++++ EXERCISE MATERIALS ++++

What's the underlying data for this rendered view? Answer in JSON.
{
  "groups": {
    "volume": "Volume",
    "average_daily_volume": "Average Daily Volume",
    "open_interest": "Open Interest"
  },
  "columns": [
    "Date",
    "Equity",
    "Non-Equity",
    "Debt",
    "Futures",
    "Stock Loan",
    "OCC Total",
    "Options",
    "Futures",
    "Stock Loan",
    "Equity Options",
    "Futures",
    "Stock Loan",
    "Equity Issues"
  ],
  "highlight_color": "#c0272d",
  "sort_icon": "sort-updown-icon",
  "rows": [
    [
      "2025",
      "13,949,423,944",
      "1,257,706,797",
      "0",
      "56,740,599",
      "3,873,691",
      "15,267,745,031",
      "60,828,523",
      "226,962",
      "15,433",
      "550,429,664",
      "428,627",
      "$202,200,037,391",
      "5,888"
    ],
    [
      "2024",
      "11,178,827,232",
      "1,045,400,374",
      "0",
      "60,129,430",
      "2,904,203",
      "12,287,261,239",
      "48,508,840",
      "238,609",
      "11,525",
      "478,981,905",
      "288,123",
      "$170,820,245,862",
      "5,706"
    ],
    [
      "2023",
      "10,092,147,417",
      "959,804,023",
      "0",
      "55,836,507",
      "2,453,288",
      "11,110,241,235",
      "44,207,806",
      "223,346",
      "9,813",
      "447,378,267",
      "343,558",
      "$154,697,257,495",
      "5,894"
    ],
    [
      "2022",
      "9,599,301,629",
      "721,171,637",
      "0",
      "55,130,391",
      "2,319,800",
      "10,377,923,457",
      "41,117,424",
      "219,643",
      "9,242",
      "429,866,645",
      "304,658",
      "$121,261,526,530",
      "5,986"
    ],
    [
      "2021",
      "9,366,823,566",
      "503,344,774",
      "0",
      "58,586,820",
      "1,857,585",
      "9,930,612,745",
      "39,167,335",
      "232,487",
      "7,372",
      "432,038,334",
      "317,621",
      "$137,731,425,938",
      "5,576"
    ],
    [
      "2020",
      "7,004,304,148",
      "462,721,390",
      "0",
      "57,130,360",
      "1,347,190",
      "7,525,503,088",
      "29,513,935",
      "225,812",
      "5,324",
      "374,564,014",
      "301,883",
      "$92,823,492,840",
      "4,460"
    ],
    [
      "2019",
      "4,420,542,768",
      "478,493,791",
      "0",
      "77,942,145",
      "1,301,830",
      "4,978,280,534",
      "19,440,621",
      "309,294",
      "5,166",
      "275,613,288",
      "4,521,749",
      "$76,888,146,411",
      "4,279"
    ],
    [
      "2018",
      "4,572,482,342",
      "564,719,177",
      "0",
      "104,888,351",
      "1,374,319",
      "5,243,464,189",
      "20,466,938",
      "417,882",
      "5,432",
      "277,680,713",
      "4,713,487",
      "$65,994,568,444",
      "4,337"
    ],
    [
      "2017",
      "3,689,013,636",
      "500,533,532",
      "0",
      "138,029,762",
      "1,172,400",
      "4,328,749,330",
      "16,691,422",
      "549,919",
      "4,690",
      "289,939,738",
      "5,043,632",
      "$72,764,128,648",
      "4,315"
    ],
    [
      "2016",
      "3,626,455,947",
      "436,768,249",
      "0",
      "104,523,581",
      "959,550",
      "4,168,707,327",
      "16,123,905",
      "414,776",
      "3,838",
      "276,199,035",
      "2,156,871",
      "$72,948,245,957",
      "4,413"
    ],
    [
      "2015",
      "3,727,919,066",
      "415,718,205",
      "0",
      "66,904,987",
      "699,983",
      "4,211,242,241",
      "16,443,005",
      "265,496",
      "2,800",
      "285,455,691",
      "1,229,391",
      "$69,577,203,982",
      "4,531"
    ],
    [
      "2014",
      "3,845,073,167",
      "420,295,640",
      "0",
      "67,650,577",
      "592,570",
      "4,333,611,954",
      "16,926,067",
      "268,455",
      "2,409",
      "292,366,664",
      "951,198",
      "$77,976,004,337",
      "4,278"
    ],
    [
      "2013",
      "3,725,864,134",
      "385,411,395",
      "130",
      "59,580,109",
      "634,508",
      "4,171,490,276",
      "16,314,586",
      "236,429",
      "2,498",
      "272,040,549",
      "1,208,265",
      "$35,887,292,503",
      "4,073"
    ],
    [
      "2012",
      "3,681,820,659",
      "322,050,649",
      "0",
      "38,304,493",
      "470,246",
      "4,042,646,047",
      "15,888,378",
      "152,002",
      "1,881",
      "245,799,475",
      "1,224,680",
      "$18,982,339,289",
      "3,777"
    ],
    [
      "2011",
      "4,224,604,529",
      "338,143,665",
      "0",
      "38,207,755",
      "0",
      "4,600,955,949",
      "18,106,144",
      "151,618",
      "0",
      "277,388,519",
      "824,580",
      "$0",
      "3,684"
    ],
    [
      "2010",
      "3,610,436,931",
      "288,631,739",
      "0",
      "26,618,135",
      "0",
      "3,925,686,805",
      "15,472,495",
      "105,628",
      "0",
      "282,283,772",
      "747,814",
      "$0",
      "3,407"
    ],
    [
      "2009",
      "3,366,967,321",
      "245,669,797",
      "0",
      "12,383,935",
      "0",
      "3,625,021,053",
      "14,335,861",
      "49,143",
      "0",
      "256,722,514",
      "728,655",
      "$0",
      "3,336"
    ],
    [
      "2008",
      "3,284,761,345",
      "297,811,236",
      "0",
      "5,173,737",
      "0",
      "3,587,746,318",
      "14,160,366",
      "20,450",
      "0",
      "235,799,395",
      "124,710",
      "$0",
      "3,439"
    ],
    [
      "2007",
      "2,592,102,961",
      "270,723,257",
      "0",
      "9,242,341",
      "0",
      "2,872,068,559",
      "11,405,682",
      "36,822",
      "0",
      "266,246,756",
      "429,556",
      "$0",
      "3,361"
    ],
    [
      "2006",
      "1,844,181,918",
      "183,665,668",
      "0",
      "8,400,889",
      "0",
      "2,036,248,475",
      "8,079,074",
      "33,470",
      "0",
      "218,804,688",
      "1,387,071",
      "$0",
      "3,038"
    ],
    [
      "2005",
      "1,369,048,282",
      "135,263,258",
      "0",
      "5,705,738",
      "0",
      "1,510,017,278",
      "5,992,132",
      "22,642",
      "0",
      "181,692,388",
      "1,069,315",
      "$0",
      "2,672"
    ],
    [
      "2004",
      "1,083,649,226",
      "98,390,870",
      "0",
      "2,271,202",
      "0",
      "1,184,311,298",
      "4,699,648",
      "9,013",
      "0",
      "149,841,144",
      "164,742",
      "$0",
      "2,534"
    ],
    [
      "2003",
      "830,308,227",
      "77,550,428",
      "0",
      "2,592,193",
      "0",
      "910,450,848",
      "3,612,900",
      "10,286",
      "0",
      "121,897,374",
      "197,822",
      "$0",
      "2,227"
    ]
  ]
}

++++

◆ **GOAL**
Every line of the data above should be copied exactly.

◆ **EXPECTED ANSWER**
What's the underlying data for this rendered view? Answer in JSON.
{
  "groups": {
    "volume": "Volume",
    "average_daily_volume": "Average Daily Volume",
    "open_interest": "Open Interest"
  },
  "columns": [
    "Date",
    "Equity",
    "Non-Equity",
    "Debt",
    "Futures",
    "Stock Loan",
    "OCC Total",
    "Options",
    "Futures",
    "Stock Loan",
    "Equity Options",
    "Futures",
    "Stock Loan",
    "Equity Issues"
  ],
  "highlight_color": "#c0272d",
  "sort_icon": "sort-updown-icon",
  "rows": [
    [
      "2025",
      "13,949,423,944",
      "1,257,706,797",
      "0",
      "56,740,599",
      "3,873,691",
      "15,267,745,031",
      "60,828,523",
      "226,962",
      "15,433",
      "550,429,664",
      "428,627",
      "$202,200,037,391",
      "5,888"
    ],
    [
      "2024",
      "11,178,827,232",
      "1,045,400,374",
      "0",
      "60,129,430",
      "2,904,203",
      "12,287,261,239",
      "48,508,840",
      "238,609",
      "11,525",
      "478,981,905",
      "288,123",
      "$170,820,245,862",
      "5,706"
    ],
    [
      "2023",
      "10,092,147,417",
      "959,804,023",
      "0",
      "55,836,507",
      "2,453,288",
      "11,110,241,235",
      "44,207,806",
      "223,346",
      "9,813",
      "447,378,267",
      "343,558",
      "$154,697,257,495",
      "5,894"
    ],
    [
      "2022",
      "9,599,301,629",
      "721,171,637",
      "0",
      "55,130,391",
      "2,319,800",
      "10,377,923,457",
      "41,117,424",
      "219,643",
      "9,242",
      "429,866,645",
      "304,658",
      "$121,261,526,530",
      "5,986"
    ],
    [
      "2021",
      "9,366,823,566",
      "503,344,774",
      "0",
      "58,586,820",
      "1,857,585",
      "9,930,612,745",
      "39,167,335",
      "232,487",
      "7,372",
      "432,038,334",
      "317,621",
      "$137,731,425,938",
      "5,576"
    ],
    [
      "2020",
      "7,004,304,148",
      "462,721,390",
      "0",
      "57,130,360",
      "1,347,190",
      "7,525,503,088",
      "29,513,935",
      "225,812",
      "5,324",
      "374,564,014",
      "301,883",
      "$92,823,492,840",
      "4,460"
    ],
    [
      "2019",
      "4,420,542,768",
      "478,493,791",
      "0",
      "77,942,145",
      "1,301,830",
      "4,978,280,534",
      "19,440,621",
      "309,294",
      "5,166",
      "275,613,288",
      "4,521,749",
      "$76,888,146,411",
      "4,279"
    ],
    [
      "2018",
      "4,572,482,342",
      "564,719,177",
      "0",
      "104,888,351",
      "1,374,319",
      "5,243,464,189",
      "20,466,938",
      "417,882",
      "5,432",
      "277,680,713",
      "4,713,487",
      "$65,994,568,444",
      "4,337"
    ],
    [
      "2017",
      "3,689,013,636",
      "500,533,532",
      "0",
      "138,029,762",
      "1,172,400",
      "4,328,749,330",
      "16,691,422",
      "549,919",
      "4,690",
      "289,939,738",
      "5,043,632",
      "$72,764,128,648",
      "4,315"
    ],
    [
      "2016",
      "3,626,455,947",
      "436,768,249",
      "0",
      "104,523,581",
      "959,550",
      "4,168,707,327",
      "16,123,905",
      "414,776",
      "3,838",
      "276,199,035",
      "2,156,871",
      "$72,948,245,957",
      "4,413"
    ],
    [
      "2015",
      "3,727,919,066",
      "415,718,205",
      "0",
      "66,904,987",
      "699,983",
      "4,211,242,241",
      "16,443,005",
      "265,496",
      "2,800",
      "285,455,691",
      "1,229,391",
      "$69,577,203,982",
      "4,531"
    ],
    [
      "2014",
      "3,845,073,167",
      "420,295,640",
      "0",
      "67,650,577",
      "592,570",
      "4,333,611,954",
      "16,926,067",
      "268,455",
      "2,409",
      "292,366,664",
      "951,198",
      "$77,976,004,337",
      "4,278"
    ],
    [
      "2013",
      "3,725,864,134",
      "385,411,395",
      "130",
      "59,580,109",
      "634,508",
      "4,171,490,276",
      "16,314,586",
      "236,429",
      "2,498",
      "272,040,549",
      "1,208,265",
      "$35,887,292,503",
      "4,073"
    ],
    [
      "2012",
      "3,681,820,659",
      "322,050,649",
      "0",
      "38,304,493",
      "470,246",
      "4,042,646,047",
      "15,888,378",
      "152,002",
      "1,881",
      "245,799,475",
      "1,224,680",
      "$18,982,339,289",
      "3,777"
    ],
    [
      "2011",
      "4,224,604,529",
      "338,143,665",
      "0",
      "38,207,755",
      "0",
      "4,600,955,949",
      "18,106,144",
      "151,618",
      "0",
      "277,388,519",
      "824,580",
      "$0",
      "3,684"
    ],
    [
      "2010",
      "3,610,436,931",
      "288,631,739",
      "0",
      "26,618,135",
      "0",
      "3,925,686,805",
      "15,472,495",
      "105,628",
      "0",
      "282,283,772",
      "747,814",
      "$0",
      "3,407"
    ],
    [
      "2009",
      "3,366,967,321",
      "245,669,797",
      "0",
      "12,383,935",
      "0",
      "3,625,021,053",
      "14,335,861",
      "49,143",
      "0",
      "256,722,514",
      "728,655",
      "$0",
      "3,336"
    ],
    [
      "2008",
      "3,284,761,345",
      "297,811,236",
      "0",
      "5,173,737",
      "0",
      "3,587,746,318",
      "14,160,366",
      "20,450",
      "0",
      "235,799,395",
      "124,710",
      "$0",
      "3,439"
    ],
    [
      "2007",
      "2,592,102,961",
      "270,723,257",
      "0",
      "9,242,341",
      "0",
      "2,872,068,559",
      "11,405,682",
      "36,822",
      "0",
      "266,246,756",
      "429,556",
      "$0",
      "3,361"
    ],
    [
      "2006",
      "1,844,181,918",
      "183,665,668",
      "0",
      "8,400,889",
      "0",
      "2,036,248,475",
      "8,079,074",
      "33,470",
      "0",
      "218,804,688",
      "1,387,071",
      "$0",
      "3,038"
    ],
    [
      "2005",
      "1,369,048,282",
      "135,263,258",
      "0",
      "5,705,738",
      "0",
      "1,510,017,278",
      "5,992,132",
      "22,642",
      "0",
      "181,692,388",
      "1,069,315",
      "$0",
      "2,672"
    ],
    [
      "2004",
      "1,083,649,226",
      "98,390,870",
      "0",
      "2,271,202",
      "0",
      "1,184,311,298",
      "4,699,648",
      "9,013",
      "0",
      "149,841,144",
      "164,742",
      "$0",
      "2,534"
    ],
    [
      "2003",
      "830,308,227",
      "77,550,428",
      "0",
      "2,592,193",
      "0",
      "910,450,848",
      "3,612,900",
      "10,286",
      "0",
      "121,897,374",
      "197,822",
      "$0",
      "2,227"
    ]
  ]
}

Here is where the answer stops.